» **Given exercise**: Please work out how many lines in the material contain "screened" and give only that figure.

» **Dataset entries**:
########
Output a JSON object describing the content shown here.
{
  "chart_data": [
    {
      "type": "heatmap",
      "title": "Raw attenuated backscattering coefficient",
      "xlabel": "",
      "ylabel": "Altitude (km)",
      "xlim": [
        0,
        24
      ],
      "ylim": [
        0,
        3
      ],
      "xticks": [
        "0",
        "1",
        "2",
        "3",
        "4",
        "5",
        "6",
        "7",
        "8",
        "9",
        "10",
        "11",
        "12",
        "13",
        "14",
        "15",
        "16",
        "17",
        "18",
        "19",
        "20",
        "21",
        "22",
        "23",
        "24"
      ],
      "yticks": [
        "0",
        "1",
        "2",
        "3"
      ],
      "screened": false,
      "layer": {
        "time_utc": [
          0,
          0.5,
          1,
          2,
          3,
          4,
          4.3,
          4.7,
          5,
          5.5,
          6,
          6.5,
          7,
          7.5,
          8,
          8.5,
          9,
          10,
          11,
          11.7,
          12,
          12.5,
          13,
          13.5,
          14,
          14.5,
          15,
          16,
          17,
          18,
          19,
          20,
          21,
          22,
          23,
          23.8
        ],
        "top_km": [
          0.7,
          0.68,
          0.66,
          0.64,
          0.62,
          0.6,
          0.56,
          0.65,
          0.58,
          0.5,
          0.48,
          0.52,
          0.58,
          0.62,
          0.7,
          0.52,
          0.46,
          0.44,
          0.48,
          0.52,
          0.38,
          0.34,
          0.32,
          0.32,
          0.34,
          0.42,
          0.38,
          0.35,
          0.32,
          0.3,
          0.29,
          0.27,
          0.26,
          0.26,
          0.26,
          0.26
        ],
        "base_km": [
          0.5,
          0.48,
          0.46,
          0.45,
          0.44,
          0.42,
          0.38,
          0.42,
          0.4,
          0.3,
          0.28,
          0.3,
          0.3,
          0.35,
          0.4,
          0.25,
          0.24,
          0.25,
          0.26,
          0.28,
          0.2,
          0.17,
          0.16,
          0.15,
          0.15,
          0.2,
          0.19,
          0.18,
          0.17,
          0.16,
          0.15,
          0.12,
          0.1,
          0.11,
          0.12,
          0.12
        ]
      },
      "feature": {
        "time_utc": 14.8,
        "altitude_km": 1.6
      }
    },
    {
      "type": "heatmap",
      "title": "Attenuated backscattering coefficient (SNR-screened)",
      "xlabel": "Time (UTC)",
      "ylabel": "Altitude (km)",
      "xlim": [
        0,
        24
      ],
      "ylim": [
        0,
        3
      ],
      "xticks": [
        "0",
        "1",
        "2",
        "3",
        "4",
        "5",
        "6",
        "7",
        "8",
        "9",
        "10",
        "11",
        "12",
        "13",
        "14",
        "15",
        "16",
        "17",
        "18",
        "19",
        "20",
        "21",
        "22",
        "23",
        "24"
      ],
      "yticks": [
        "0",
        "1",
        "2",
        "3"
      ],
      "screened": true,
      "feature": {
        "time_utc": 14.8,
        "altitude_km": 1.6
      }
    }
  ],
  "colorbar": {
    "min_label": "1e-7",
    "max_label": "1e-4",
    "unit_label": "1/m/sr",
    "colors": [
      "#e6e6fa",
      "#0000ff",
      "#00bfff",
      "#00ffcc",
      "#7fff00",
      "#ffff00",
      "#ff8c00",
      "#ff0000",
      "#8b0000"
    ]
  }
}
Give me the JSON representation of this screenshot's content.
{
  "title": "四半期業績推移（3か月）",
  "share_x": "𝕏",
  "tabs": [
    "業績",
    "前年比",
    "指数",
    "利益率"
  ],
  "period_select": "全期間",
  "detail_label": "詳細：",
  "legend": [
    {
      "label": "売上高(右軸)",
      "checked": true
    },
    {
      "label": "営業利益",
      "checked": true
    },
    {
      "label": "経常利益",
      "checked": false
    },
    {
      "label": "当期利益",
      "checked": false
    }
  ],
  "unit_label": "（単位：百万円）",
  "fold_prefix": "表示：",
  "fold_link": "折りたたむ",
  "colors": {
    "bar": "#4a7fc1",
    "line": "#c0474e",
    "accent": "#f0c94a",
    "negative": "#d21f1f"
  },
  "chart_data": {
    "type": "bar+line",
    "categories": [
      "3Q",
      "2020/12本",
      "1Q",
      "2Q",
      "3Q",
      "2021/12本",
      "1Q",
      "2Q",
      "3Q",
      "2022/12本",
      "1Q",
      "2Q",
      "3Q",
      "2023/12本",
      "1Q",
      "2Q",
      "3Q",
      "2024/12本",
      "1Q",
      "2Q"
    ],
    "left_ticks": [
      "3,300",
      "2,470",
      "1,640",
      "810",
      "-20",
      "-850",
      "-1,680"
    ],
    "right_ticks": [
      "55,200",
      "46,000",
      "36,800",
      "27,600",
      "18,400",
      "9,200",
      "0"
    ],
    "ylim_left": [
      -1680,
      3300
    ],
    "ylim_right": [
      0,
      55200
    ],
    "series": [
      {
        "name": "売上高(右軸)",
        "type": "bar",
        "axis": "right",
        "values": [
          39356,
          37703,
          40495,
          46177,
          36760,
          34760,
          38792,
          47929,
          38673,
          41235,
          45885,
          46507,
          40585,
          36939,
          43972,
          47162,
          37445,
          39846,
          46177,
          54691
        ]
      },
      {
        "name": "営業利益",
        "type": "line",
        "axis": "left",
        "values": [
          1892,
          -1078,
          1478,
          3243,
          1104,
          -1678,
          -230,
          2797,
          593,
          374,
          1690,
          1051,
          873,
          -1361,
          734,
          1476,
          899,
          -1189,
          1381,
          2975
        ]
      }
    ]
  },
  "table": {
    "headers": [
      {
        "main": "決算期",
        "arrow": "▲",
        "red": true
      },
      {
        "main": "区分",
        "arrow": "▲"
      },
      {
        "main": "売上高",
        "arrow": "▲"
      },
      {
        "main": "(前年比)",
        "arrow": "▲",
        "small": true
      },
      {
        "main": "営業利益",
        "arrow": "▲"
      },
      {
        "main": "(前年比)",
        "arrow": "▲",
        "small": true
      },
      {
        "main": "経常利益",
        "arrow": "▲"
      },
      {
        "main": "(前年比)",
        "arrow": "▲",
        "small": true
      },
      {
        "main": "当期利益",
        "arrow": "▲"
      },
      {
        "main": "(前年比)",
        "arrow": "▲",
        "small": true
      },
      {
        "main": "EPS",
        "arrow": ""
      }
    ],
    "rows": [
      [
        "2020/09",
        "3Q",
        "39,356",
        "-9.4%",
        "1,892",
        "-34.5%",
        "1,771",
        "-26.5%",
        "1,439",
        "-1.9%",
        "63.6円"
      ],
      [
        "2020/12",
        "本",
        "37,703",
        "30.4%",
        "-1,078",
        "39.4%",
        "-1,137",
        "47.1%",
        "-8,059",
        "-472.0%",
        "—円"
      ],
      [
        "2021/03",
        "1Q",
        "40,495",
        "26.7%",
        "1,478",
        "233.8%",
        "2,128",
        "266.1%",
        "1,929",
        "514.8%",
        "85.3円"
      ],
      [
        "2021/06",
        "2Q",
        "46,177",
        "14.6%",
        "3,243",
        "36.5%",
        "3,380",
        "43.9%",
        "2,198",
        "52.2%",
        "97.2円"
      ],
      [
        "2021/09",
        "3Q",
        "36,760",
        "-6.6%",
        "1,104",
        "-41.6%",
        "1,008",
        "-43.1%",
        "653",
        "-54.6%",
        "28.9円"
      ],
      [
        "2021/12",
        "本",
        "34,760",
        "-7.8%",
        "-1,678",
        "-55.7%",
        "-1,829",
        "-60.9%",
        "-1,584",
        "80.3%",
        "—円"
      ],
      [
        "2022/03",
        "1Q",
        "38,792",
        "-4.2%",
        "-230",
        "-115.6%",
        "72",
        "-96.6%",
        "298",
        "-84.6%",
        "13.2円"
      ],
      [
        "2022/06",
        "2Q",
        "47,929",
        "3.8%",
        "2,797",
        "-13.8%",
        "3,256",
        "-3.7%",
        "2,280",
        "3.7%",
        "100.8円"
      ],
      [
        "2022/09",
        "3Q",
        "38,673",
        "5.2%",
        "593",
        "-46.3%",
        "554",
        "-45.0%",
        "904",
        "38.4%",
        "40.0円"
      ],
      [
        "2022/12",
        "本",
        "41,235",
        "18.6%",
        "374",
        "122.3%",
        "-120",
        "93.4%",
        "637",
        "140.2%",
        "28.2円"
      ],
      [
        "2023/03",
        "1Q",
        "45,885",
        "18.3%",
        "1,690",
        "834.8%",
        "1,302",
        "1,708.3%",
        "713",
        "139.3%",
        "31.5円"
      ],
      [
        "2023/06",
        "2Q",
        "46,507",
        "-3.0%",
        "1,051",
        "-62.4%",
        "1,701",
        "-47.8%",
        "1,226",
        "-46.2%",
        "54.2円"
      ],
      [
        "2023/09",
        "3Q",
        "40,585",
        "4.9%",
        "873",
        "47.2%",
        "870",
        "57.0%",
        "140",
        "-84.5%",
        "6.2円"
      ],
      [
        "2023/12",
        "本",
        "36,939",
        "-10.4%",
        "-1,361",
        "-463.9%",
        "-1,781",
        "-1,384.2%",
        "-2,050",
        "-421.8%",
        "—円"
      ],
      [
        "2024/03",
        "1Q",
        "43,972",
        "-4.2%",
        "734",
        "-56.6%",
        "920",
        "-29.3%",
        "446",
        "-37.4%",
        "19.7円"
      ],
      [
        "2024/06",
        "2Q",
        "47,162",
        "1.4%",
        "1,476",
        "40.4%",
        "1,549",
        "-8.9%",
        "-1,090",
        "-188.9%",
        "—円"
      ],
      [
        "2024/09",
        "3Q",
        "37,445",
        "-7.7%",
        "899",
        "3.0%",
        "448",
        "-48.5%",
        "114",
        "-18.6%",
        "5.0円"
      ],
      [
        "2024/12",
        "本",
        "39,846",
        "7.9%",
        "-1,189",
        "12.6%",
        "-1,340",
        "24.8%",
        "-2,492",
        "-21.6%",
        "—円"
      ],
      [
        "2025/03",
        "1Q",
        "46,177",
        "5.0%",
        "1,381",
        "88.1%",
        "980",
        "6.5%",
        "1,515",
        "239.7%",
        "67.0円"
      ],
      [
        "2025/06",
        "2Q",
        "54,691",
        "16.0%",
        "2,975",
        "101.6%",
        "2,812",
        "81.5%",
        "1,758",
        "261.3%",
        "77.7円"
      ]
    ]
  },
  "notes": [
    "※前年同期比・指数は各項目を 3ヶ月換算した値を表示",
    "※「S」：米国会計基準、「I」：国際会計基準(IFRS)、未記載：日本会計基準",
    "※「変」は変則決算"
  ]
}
########
» **Solved problem**: 3